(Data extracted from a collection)
►
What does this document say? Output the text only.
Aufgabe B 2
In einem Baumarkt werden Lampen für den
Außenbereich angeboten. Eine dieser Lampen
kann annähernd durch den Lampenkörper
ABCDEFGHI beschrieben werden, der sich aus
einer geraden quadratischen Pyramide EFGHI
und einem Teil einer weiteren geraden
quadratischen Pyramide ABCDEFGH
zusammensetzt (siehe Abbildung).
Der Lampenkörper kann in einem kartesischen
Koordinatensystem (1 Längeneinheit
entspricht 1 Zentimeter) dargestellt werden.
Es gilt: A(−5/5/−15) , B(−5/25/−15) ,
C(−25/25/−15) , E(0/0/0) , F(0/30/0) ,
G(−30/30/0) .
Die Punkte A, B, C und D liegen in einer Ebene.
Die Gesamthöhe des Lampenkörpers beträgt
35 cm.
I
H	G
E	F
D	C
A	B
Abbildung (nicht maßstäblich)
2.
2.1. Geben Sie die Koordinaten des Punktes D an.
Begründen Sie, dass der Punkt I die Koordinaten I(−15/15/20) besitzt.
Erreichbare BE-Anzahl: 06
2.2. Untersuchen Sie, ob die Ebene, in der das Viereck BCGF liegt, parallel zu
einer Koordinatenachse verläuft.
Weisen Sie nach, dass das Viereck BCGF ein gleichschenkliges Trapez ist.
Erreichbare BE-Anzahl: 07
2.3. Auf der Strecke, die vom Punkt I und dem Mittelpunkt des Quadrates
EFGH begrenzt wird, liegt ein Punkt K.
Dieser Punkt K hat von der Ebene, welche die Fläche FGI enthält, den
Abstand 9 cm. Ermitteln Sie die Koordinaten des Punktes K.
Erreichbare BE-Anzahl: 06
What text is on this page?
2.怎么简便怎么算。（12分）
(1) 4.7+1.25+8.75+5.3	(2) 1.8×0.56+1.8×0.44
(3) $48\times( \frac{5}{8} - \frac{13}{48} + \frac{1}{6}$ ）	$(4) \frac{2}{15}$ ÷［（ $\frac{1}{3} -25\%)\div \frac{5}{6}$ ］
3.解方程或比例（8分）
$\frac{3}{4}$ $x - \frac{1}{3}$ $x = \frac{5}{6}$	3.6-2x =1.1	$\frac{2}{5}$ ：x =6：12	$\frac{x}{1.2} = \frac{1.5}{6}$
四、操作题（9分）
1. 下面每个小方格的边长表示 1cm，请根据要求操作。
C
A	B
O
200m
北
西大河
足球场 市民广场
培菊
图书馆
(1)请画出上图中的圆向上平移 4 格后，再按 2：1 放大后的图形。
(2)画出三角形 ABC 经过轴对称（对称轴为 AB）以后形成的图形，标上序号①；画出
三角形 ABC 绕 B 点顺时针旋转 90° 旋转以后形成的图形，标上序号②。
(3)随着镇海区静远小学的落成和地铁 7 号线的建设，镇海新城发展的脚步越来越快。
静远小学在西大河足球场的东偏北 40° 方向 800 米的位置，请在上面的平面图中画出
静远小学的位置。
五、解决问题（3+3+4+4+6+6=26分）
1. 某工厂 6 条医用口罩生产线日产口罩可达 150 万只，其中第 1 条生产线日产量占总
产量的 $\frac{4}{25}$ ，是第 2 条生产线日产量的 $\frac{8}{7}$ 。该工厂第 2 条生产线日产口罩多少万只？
◄
### WORK INSTRUCTIONS
Transcribe all of the material exactly. Omit nothing.

### RESPONSE FOR THIS EXERCISE
What does this document say? Output the text only.
Aufgabe B 2
In einem Baumarkt werden Lampen für den
Außenbereich angeboten. Eine dieser Lampen
kann annähernd durch den Lampenkörper
ABCDEFGHI beschrieben werden, der sich aus
einer geraden quadratischen Pyramide EFGHI
und einem Teil einer weiteren geraden
quadratischen Pyramide ABCDEFGH
zusammensetzt (siehe Abbildung).
Der Lampenkörper kann in einem kartesischen
Koordinatensystem (1 Längeneinheit
entspricht 1 Zentimeter) dargestellt werden.
Es gilt: A(−5/5/−15) , B(−5/25/−15) ,
C(−25/25/−15) , E(0/0/0) , F(0/30/0) ,
G(−30/30/0) .
Die Punkte A, B, C und D liegen in einer Ebene.
Die Gesamthöhe des Lampenkörpers beträgt
35 cm.
I
H	G
E	F
D	C
A	B
Abbildung (nicht maßstäblich)
2.
2.1. Geben Sie die Koordinaten des Punktes D an.
Begründen Sie, dass der Punkt I die Koordinaten I(−15/15/20) besitzt.
Erreichbare BE-Anzahl: 06
2.2. Untersuchen Sie, ob die Ebene, in der das Viereck BCGF liegt, parallel zu
einer Koordinatenachse verläuft.
Weisen Sie nach, dass das Viereck BCGF ein gleichschenkliges Trapez ist.
Erreichbare BE-Anzahl: 07
2.3. Auf der Strecke, die vom Punkt I und dem Mittelpunkt des Quadrates
EFGH begrenzt wird, liegt ein Punkt K.
Dieser Punkt K hat von der Ebene, welche die Fläche FGI enthält, den
Abstand 9 cm. Ermitteln Sie die Koordinaten des Punktes K.
Erreichbare BE-Anzahl: 06
What text is on this page?
2.怎么简便怎么算。（12分）
(1) 4.7+1.25+8.75+5.3	(2) 1.8×0.56+1.8×0.44
(3) $48\times( \frac{5}{8} - \frac{13}{48} + \frac{1}{6}$ ）	$(4) \frac{2}{15}$ ÷［（ $\frac{1}{3} -25\%)\div \frac{5}{6}$ ］
3.解方程或比例（8分）
$\frac{3}{4}$ $x - \frac{1}{3}$ $x = \frac{5}{6}$	3.6-2x =1.1	$\frac{2}{5}$ ：x =6：12	$\frac{x}{1.2} = \frac{1.5}{6}$
四、操作题（9分）
1. 下面每个小方格的边长表示 1cm，请根据要求操作。
C
A	B
O
200m
北
西大河
足球场 市民广场
培菊
图书馆
(1)请画出上图中的圆向上平移 4 格后，再按 2：1 放大后的图形。
(2)画出三角形 ABC 经过轴对称（对称轴为 AB）以后形成的图形，标上序号①；画出
三角形 ABC 绕 B 点顺时针旋转 90° 旋转以后形成的图形，标上序号②。
(3)随着镇海区静远小学的落成和地铁 7 号线的建设，镇海新城发展的脚步越来越快。
静远小学在西大河足球场的东偏北 40° 方向 800 米的位置，请在上面的平面图中画出
静远小学的位置。
五、解决问题（3+3+4+4+6+6=26分）
1. 某工厂 6 条医用口罩生产线日产口罩可达 150 万只，其中第 1 条生产线日产量占总
产量的 $\frac{4}{25}$ ，是第 2 条生产线日产量的 $\frac{8}{7}$ 。该工厂第 2 条生产线日产口罩多少万只？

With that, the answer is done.